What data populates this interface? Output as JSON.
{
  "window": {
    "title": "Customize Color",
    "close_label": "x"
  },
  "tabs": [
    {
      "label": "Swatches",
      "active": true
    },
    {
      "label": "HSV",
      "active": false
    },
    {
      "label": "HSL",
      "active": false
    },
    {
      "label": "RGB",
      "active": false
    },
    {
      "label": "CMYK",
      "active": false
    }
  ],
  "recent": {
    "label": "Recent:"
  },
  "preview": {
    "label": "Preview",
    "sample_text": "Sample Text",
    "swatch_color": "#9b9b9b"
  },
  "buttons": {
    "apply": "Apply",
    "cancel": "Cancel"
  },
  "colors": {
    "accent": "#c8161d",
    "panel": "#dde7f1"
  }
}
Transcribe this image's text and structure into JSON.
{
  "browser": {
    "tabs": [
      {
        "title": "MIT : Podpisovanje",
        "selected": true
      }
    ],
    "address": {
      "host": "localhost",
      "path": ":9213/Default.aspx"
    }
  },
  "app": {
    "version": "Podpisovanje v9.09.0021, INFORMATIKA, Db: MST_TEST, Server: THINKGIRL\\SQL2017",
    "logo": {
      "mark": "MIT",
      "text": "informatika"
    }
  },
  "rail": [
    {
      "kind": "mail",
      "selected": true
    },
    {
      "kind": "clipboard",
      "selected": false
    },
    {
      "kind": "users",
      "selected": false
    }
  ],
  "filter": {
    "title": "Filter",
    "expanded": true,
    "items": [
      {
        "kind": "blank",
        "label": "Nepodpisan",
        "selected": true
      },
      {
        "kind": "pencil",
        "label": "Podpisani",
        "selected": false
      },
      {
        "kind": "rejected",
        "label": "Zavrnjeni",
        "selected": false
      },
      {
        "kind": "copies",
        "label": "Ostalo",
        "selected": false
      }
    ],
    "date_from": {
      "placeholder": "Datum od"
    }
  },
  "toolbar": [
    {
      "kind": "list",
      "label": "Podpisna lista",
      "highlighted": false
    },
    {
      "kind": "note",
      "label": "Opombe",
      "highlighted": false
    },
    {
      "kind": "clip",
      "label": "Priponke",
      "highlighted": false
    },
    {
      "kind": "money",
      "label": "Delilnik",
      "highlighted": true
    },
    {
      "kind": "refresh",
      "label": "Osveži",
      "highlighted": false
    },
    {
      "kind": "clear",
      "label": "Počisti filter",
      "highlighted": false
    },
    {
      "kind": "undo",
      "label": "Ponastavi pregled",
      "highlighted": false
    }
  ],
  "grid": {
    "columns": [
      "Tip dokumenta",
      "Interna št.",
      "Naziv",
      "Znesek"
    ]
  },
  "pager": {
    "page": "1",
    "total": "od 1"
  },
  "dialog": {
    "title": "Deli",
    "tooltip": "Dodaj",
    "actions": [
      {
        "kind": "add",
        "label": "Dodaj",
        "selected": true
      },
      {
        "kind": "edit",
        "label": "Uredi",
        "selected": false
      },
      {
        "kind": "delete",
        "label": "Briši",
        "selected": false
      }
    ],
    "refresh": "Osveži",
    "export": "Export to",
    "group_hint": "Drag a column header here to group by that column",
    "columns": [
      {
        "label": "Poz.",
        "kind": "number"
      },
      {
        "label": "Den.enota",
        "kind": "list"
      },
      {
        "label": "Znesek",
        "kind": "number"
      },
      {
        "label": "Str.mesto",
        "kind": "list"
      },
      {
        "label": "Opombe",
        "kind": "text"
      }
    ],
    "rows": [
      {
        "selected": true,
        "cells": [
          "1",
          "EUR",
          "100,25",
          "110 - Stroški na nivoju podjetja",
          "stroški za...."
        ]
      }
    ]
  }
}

============================================================

Short task → Repeat every entry exactly, please.

Exercise solution →
What data populates this interface? Output as JSON.
{
  "window": {
    "title": "Customize Color",
    "close_label": "x"
  },
  "tabs": [
    {
      "label": "Swatches",
      "active": true
    },
    {
      "label": "HSV",
      "active": false
    },
    {
      "label": "HSL",
      "active": false
    },
    {
      "label": "RGB",
      "active": false
    },
    {
      "label": "CMYK",
      "active": false
    }
  ],
  "recent": {
    "label": "Recent:"
  },
  "preview": {
    "label": "Preview",
    "sample_text": "Sample Text",
    "swatch_color": "#9b9b9b"
  },
  "buttons": {
    "apply": "Apply",
    "cancel": "Cancel"
  },
  "colors": {
    "accent": "#c8161d",
    "panel": "#dde7f1"
  }
}
Transcribe this image's text and structure into JSON.
{
  "browser": {
    "tabs": [
      {
        "title": "MIT : Podpisovanje",
        "selected": true
      }
    ],
    "address": {
      "host": "localhost",
      "path": ":9213/Default.aspx"
    }
  },
  "app": {
    "version": "Podpisovanje v9.09.0021, INFORMATIKA, Db: MST_TEST, Server: THINKGIRL\\SQL2017",
    "logo": {
      "mark": "MIT",
      "text": "informatika"
    }
  },
  "rail": [
    {
      "kind": "mail",
      "selected": true
    },
    {
      "kind": "clipboard",
      "selected": false
    },
    {
      "kind": "users",
      "selected": false
    }
  ],
  "filter": {
    "title": "Filter",
    "expanded": true,
    "items": [
      {
        "kind": "blank",
        "label": "Nepodpisan",
        "selected": true
      },
      {
        "kind": "pencil",
        "label": "Podpisani",
        "selected": false
      },
      {
        "kind": "rejected",
        "label": "Zavrnjeni",
        "selected": false
      },
      {
        "kind": "copies",
        "label": "Ostalo",
        "selected": false
      }
    ],
    "date_from": {
      "placeholder": "Datum od"
    }
  },
  "toolbar": [
    {
      "kind": "list",
      "label": "Podpisna lista",
      "highlighted": false
    },
    {
      "kind": "note",
      "label": "Opombe",
      "highlighted": false
    },
    {
      "kind": "clip",
      "label": "Priponke",
      "highlighted": false
    },
    {
      "kind": "money",
      "label": "Delilnik",
      "highlighted": true
    },
    {
      "kind": "refresh",
      "label": "Osveži",
      "highlighted": false
    },
    {
      "kind": "clear",
      "label": "Počisti filter",
      "highlighted": false
    },
    {
      "kind": "undo",
      "label": "Ponastavi pregled",
      "highlighted": false
    }
  ],
  "grid": {
    "columns": [
      "Tip dokumenta",
      "Interna št.",
      "Naziv",
      "Znesek"
    ]
  },
  "pager": {
    "page": "1",
    "total": "od 1"
  },
  "dialog": {
    "title": "Deli",
    "tooltip": "Dodaj",
    "actions": [
      {
        "kind": "add",
        "label": "Dodaj",
        "selected": true
      },
      {
        "kind": "edit",
        "label": "Uredi",
        "selected": false
      },
      {
        "kind": "delete",
        "label": "Briši",
        "selected": false
      }
    ],
    "refresh": "Osveži",
    "export": "Export to",
    "group_hint": "Drag a column header here to group by that column",
    "columns": [
      {
        "label": "Poz.",
        "kind": "number"
      },
      {
        "label": "Den.enota",
        "kind": "list"
      },
      {
        "label": "Znesek",
        "kind": "number"
      },
      {
        "label": "Str.mesto",
        "kind": "list"
      },
      {
        "label": "Opombe",
        "kind": "text"
      }
    ],
    "rows": [
      {
        "selected": true,
        "cells": [
          "1",
          "EUR",
          "100,25",
          "110 - Stroški na nivoju podjetja",
          "stroški za...."
        ]
      }
    ]
  }
}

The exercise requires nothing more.